• [DATA SUPPLIED]
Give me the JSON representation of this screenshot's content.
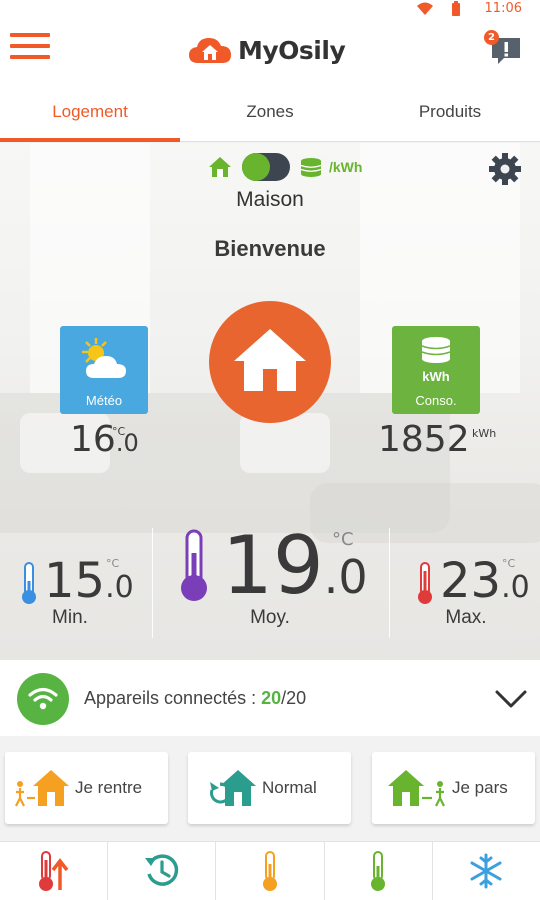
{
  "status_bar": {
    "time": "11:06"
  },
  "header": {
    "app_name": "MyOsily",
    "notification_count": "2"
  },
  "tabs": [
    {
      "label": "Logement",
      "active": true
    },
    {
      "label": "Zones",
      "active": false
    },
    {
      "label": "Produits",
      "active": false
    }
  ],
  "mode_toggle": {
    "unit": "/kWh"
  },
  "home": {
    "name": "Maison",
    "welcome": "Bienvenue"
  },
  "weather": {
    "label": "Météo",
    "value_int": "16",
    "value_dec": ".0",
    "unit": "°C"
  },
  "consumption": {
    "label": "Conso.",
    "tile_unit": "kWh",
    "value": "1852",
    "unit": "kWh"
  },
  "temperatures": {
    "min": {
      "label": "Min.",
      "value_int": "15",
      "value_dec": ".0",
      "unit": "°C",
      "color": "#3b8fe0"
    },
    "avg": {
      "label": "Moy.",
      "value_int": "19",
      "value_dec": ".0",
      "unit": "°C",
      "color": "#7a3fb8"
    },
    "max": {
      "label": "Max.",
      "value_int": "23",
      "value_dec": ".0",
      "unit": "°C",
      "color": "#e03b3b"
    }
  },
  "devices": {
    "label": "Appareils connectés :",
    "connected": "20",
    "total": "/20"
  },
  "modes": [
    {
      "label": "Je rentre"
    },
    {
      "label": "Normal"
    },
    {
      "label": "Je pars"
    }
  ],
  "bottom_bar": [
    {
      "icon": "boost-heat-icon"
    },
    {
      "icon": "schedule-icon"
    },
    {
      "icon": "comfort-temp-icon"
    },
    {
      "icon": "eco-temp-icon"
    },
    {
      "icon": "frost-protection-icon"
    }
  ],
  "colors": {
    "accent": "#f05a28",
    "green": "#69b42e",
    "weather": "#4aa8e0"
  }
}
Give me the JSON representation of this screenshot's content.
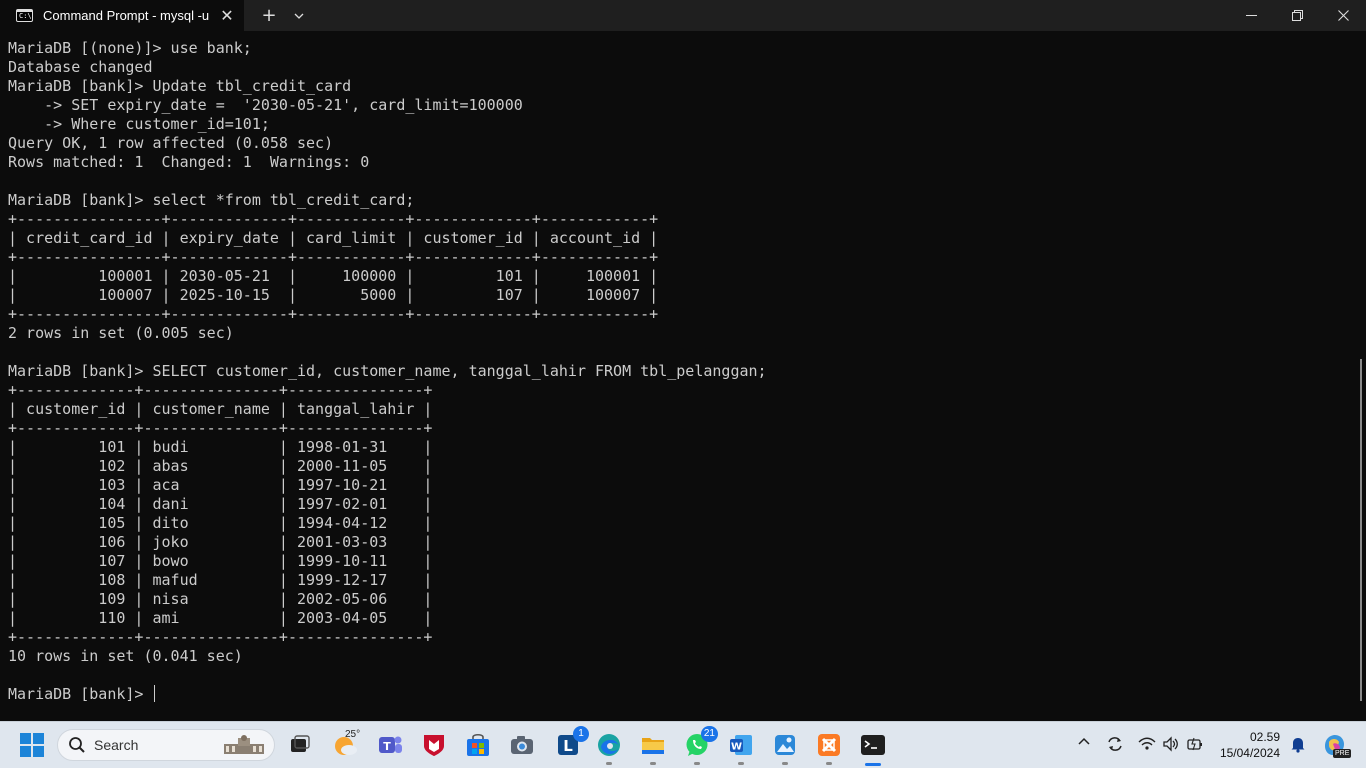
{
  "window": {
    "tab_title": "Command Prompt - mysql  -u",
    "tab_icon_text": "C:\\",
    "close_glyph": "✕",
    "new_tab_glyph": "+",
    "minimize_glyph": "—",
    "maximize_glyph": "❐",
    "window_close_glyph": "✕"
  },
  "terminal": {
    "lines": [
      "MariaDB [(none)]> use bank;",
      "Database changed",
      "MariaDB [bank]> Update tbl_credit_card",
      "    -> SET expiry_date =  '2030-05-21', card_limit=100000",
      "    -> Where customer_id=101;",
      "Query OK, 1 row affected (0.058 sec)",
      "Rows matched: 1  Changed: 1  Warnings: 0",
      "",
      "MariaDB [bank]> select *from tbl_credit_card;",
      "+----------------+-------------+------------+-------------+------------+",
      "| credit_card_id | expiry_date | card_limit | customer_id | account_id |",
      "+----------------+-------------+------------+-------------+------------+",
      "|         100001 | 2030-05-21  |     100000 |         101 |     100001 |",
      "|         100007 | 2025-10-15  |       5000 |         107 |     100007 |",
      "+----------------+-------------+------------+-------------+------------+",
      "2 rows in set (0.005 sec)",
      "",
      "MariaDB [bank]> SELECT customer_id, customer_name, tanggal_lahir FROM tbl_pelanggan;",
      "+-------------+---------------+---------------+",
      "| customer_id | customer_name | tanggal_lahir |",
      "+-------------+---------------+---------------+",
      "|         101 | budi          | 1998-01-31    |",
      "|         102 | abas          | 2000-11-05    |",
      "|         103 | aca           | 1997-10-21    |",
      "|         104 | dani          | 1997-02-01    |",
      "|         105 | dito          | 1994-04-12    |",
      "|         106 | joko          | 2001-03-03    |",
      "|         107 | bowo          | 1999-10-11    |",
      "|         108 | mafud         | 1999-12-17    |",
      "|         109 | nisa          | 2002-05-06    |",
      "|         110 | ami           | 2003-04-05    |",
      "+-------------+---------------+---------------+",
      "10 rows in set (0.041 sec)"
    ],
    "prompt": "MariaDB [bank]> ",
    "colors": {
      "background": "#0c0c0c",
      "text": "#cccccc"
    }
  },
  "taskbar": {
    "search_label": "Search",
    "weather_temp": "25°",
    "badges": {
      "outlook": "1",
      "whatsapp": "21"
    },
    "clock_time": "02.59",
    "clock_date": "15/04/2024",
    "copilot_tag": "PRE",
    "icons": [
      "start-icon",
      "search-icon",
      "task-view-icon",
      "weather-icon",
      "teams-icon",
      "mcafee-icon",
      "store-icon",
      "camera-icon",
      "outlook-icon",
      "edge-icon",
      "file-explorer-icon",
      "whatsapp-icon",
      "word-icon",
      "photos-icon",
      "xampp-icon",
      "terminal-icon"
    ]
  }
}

* * *

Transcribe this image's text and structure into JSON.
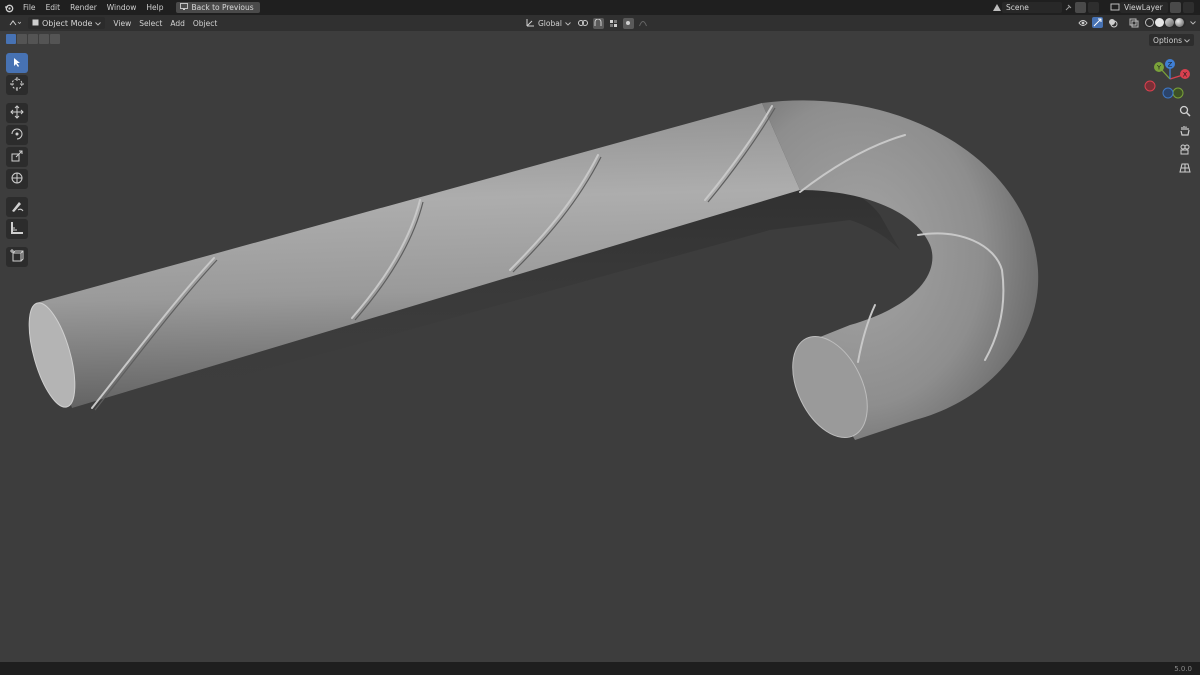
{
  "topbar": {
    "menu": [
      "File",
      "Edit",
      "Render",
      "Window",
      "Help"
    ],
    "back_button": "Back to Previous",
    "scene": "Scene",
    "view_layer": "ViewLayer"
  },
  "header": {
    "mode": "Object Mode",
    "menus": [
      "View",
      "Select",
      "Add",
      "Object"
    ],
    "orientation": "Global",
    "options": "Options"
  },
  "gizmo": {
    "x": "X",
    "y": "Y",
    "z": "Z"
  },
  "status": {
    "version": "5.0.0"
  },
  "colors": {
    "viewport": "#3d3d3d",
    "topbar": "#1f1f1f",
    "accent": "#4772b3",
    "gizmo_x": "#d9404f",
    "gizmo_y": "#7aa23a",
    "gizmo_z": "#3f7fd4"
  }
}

...

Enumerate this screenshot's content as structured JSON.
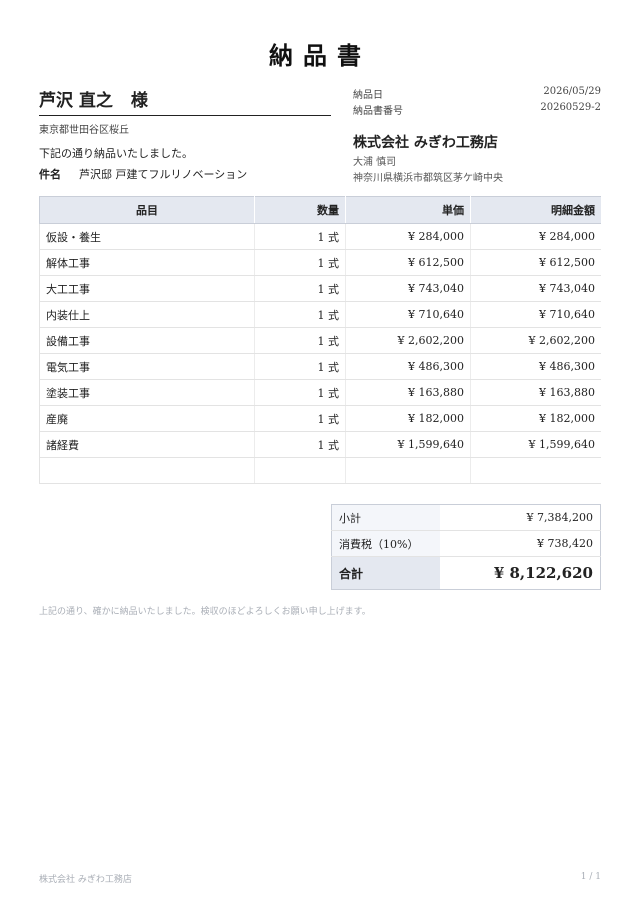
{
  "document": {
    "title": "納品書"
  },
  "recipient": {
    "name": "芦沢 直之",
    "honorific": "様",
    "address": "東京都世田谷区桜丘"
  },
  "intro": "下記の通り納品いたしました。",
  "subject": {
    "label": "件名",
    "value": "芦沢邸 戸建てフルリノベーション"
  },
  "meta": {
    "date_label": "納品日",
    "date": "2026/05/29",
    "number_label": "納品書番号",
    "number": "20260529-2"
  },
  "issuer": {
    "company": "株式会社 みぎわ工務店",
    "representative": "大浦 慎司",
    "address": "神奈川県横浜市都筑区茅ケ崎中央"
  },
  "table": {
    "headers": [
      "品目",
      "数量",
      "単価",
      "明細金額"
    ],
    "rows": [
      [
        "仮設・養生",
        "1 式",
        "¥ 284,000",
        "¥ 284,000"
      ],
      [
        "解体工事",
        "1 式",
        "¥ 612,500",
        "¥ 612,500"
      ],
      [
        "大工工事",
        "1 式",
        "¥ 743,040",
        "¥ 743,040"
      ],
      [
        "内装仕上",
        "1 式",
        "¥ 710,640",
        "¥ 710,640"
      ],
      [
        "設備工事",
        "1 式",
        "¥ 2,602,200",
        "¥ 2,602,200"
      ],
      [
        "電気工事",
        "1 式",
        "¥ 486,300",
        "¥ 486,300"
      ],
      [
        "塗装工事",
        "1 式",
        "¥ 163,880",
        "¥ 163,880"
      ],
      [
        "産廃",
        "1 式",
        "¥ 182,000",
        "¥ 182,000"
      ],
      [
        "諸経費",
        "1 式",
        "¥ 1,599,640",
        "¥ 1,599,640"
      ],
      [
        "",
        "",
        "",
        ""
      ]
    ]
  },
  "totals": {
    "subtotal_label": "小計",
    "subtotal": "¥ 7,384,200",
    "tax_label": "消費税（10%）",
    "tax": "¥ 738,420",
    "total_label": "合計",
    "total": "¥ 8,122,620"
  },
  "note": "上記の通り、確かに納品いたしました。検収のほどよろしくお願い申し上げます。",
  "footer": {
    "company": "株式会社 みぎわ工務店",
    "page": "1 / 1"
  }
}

• [WHAT THIS TASK INVOLVES]
For the records above, state how many lines include the string "JSON", giving the number and nothing else.

• [WRITTEN SOLUTION]
4